See also: B<--fg>, B<man sem>.
Implies B<--semaphore>.
=item B<--bibtex>
=item B<--citation>
Print the BibTeX entry for GNU B<parallel> and silence citation
notice.
If it is impossible for you to run B<--bibtex> you can use
B<--will-cite>.
If you use B<--will-cite> in scripts to be run by others you are
making it harder for others to see the citation notice. The
development of GNU B<parallel> is indirectly financed through
citations, so if your users do not know they should cite then you are
making it harder to finance development. However, if you pay 10000
EUR, you should feel free to use B<--will-cite> in scripts.
=item B<--block> I<size>
=item B<--block-size> I<size>
Size of block in bytes to read at a time. The I<size> can be postfixed
with K, M, G, T, P, k, m, g, t, or p which would multiply the size
with 1024, 1048576, 1073741824, 1099511627776, 1125899906842624, 1000,
1000000, 1000000000, 1000000000000, or 1000000000000000, respectively.
GNU B<parallel> tries to meet the block size but can be off by the
length of one record. For performance reasons I<size> should be bigger
than a two records. GNU B<parallel> will warn you and automatically
increase the size if you choose a I<size> that is too small.
If you use B<-N>, B<--block-size> should be bigger than N+1 records.
I<size> defaults to 1M.
See B<--pipe> and B<--pipepart> for use of this.
=item B<--cat>
Create a temporary file with content. Normally B<--pipe>/B<--pipepart>
will give data to the program on stdin (standard input). With B<--cat>
GNU B<parallel> will create a temporary file with the name in B<{}>, so
you can do: B<parallel --pipe --cat wc {}>.
Implies B<--pipe> unless B<--pipepart> is used.
See also B<--fifo>.
=item B<--cleanup>
Remove transferred files. B<--cleanup> will remove the transferred
files on the remote computer after processing is done.
find log -name '*gz' | parallel \
--sshlogin server.example.com --transferfile {} \
--return {.}.bz2 --cleanup "zcat {} | bzip -9 >{.}.bz2"
With B<--transferfile {}> the file transferred to the remote computer
will be removed on the remote computer. Directories created will not
be removed - even if they are empty.
With B<--return> the file transferred from the remote computer will be
removed on the remote computer. Directories created will not be
removed - even if they are empty.
B<--cleanup> is ignored when not used with B<--transferfile> or
B<--return>.
=item B<--colsep> I<regexp>
=item B<-C> I<regexp>
Column separator. The input will be treated as a table with I<regexp>
separating the columns. The n'th column can be access using
B<{>I<n>B<}> or B<{>I<n>.B<}>. E.g. B<{3}> is the 3rd column.
B<--colsep> implies B<--trim rl>.
I<regexp> is a Perl Regular Expression:
http://perldoc.perl.org/perlre.html
=item B<--compress>
Compress temporary files. If the output is big and very compressible
this will take up less disk space in $TMPDIR and possibly be faster
due to less disk I/O.

Information given:

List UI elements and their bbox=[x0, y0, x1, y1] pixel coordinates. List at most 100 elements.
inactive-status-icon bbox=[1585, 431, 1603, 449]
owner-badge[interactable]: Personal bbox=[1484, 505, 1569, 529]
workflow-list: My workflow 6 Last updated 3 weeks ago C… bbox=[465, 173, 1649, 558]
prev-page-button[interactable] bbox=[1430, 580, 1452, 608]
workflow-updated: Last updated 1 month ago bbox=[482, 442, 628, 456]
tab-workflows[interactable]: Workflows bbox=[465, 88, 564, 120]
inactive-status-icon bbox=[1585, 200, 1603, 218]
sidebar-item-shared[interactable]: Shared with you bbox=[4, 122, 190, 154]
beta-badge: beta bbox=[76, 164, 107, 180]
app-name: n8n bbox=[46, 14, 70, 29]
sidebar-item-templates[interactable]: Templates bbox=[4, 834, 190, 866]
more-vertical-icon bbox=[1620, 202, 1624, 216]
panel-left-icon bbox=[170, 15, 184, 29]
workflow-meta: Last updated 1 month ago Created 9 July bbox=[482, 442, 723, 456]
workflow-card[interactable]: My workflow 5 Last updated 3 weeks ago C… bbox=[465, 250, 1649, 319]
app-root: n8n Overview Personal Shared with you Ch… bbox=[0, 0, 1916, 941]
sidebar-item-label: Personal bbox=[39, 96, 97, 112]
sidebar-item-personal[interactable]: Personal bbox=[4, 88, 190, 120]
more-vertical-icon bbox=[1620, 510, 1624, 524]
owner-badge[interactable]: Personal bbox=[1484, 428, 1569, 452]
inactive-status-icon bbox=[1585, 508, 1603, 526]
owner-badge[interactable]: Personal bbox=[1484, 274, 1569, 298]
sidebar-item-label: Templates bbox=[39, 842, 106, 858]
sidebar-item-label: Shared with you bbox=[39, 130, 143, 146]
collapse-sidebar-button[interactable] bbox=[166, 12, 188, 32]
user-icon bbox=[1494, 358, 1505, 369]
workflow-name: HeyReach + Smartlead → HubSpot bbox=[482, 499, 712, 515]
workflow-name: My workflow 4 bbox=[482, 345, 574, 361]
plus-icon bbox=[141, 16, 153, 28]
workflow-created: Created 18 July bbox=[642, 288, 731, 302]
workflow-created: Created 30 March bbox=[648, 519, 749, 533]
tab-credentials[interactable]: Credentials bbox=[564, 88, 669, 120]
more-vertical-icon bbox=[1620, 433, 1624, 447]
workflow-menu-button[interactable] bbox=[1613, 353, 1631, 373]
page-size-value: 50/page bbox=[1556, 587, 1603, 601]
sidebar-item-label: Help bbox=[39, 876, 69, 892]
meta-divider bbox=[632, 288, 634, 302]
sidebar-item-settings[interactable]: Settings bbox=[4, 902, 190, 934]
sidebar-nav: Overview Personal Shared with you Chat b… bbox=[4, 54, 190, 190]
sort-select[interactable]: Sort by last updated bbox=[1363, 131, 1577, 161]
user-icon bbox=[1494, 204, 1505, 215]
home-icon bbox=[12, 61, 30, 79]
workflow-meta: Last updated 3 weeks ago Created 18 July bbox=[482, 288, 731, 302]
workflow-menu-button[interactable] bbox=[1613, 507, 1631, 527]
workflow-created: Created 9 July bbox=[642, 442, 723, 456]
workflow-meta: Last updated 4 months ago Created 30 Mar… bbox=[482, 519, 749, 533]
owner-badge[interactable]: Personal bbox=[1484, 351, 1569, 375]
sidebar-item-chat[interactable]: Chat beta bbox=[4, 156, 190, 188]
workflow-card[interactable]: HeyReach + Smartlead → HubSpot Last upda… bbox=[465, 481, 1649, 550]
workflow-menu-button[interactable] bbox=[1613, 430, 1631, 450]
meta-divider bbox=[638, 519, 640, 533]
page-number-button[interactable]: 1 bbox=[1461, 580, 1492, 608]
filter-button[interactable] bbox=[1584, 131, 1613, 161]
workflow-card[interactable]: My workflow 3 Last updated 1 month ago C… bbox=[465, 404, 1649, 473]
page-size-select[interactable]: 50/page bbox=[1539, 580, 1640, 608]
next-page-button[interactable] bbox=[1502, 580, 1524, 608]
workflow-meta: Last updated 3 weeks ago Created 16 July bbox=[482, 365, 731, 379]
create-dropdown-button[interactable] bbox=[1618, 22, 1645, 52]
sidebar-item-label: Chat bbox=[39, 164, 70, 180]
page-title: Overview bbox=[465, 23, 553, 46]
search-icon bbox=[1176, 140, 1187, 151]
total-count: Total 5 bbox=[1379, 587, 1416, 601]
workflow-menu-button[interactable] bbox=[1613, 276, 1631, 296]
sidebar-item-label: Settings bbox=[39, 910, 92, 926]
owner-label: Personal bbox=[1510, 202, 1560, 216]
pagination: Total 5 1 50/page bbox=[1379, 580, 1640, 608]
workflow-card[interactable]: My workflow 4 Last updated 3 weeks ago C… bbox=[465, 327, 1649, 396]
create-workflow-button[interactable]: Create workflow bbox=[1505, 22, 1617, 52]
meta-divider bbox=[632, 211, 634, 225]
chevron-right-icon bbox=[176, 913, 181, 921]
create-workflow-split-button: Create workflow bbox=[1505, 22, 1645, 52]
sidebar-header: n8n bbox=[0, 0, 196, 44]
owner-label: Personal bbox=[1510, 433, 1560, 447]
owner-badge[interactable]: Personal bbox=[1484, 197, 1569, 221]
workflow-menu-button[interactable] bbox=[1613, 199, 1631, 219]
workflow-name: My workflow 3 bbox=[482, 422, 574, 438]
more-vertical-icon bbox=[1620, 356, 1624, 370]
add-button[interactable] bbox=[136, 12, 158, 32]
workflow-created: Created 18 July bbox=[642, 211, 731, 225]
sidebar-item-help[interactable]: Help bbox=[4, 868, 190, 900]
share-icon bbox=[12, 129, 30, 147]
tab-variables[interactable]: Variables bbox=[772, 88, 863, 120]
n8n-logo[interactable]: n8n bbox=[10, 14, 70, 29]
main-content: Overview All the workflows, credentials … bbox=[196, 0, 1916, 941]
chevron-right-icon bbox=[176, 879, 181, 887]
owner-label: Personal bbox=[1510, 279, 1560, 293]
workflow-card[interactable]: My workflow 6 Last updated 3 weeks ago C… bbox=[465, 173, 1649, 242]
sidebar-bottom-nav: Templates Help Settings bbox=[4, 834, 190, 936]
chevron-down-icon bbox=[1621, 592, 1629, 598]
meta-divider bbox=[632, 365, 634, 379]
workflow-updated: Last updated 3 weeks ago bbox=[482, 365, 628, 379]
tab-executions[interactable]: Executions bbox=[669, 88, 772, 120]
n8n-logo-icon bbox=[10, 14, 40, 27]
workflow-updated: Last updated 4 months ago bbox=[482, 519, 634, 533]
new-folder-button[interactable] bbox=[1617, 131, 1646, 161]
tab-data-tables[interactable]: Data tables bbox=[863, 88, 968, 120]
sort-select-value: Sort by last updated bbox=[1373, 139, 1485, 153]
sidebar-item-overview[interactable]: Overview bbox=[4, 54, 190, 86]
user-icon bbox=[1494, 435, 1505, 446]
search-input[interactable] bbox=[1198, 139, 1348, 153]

Written tasks:
1. In the GNU parallel manual excerpt, list each uppercase suffix that can be added to the block size, along with the number it multiplies the size by.
2. Reproduce a passage from the GNU parallel manual excerpt, beginning at the words "With B<--return> the" and stopping after the words "B<--return>.".
The records have no connection to the GNU parallel manual excerpt.

Solutions:
1.
- K: 1024
- M: 1048576
- G: 1073741824
- T: 1099511627776
- P: 1125899906842624

2.
With B<--return> the file transferred from the remote computer will be
removed on the remote computer. Directories created will not be
removed - even if they are empty.
B<--cleanup> is ignored when not used with B<--transferfile> or
B<--return>.